§ **WORK INSTRUCTIONS**
Reproduce all entries precisely as they are written.

[Dataset records]
==================================================
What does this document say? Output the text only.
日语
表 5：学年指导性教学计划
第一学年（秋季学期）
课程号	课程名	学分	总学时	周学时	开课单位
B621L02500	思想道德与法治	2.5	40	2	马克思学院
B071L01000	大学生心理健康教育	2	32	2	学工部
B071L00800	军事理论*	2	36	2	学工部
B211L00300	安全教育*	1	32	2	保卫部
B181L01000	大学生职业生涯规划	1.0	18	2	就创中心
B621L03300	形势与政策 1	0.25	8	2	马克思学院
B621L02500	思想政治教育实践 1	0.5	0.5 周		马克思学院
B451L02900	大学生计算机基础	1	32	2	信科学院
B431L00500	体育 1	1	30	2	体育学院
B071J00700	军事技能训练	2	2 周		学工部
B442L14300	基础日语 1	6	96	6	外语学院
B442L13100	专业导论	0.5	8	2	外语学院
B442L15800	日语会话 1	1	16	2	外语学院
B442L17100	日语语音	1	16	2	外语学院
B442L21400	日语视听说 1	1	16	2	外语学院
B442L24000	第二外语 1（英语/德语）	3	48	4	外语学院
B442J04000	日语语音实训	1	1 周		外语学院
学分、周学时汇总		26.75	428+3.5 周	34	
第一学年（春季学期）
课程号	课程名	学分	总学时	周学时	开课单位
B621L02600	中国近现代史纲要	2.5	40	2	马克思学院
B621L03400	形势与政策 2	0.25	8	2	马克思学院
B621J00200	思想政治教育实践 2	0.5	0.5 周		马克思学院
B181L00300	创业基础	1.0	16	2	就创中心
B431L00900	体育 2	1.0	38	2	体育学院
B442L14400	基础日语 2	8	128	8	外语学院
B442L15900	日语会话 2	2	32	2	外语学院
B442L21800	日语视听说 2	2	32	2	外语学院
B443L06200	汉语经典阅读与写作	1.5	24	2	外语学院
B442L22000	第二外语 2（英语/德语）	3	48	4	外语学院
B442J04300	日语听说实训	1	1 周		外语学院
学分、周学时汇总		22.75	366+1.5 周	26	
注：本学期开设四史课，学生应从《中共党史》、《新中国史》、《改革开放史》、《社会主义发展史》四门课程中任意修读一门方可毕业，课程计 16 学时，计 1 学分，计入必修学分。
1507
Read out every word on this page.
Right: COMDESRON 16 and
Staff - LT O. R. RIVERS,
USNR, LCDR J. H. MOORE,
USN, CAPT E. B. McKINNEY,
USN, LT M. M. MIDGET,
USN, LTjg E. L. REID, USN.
==================================================
§ **RESPONSE TO THIS EXERCISE**
What does this document say? Output the text only.
日语
表 5：学年指导性教学计划
第一学年（秋季学期）
课程号	课程名	学分	总学时	周学时	开课单位
B621L02500	思想道德与法治	2.5	40	2	马克思学院
B071L01000	大学生心理健康教育	2	32	2	学工部
B071L00800	军事理论*	2	36	2	学工部
B211L00300	安全教育*	1	32	2	保卫部
B181L01000	大学生职业生涯规划	1.0	18	2	就创中心
B621L03300	形势与政策 1	0.25	8	2	马克思学院
B621L02500	思想政治教育实践 1	0.5	0.5 周		马克思学院
B451L02900	大学生计算机基础	1	32	2	信科学院
B431L00500	体育 1	1	30	2	体育学院
B071J00700	军事技能训练	2	2 周		学工部
B442L14300	基础日语 1	6	96	6	外语学院
B442L13100	专业导论	0.5	8	2	外语学院
B442L15800	日语会话 1	1	16	2	外语学院
B442L17100	日语语音	1	16	2	外语学院
B442L21400	日语视听说 1	1	16	2	外语学院
B442L24000	第二外语 1（英语/德语）	3	48	4	外语学院
B442J04000	日语语音实训	1	1 周		外语学院
学分、周学时汇总		26.75	428+3.5 周	34	
第一学年（春季学期）
课程号	课程名	学分	总学时	周学时	开课单位
B621L02600	中国近现代史纲要	2.5	40	2	马克思学院
B621L03400	形势与政策 2	0.25	8	2	马克思学院
B621J00200	思想政治教育实践 2	0.5	0.5 周		马克思学院
B181L00300	创业基础	1.0	16	2	就创中心
B431L00900	体育 2	1.0	38	2	体育学院
B442L14400	基础日语 2	8	128	8	外语学院
B442L15900	日语会话 2	2	32	2	外语学院
B442L21800	日语视听说 2	2	32	2	外语学院
B443L06200	汉语经典阅读与写作	1.5	24	2	外语学院
B442L22000	第二外语 2（英语/德语）	3	48	4	外语学院
B442J04300	日语听说实训	1	1 周		外语学院
学分、周学时汇总		22.75	366+1.5 周	26	
注：本学期开设四史课，学生应从《中共党史》、《新中国史》、《改革开放史》、《社会主义发展史》四门课程中任意修读一门方可毕业，课程计 16 学时，计 1 学分，计入必修学分。
1507
Read out every word on this page.
Right: COMDESRON 16 and
Staff - LT O. R. RIVERS,
USNR, LCDR J. H. MOORE,
USN, CAPT E. B. McKINNEY,
USN, LT M. M. MIDGET,
USN, LTjg E. L. REID, USN.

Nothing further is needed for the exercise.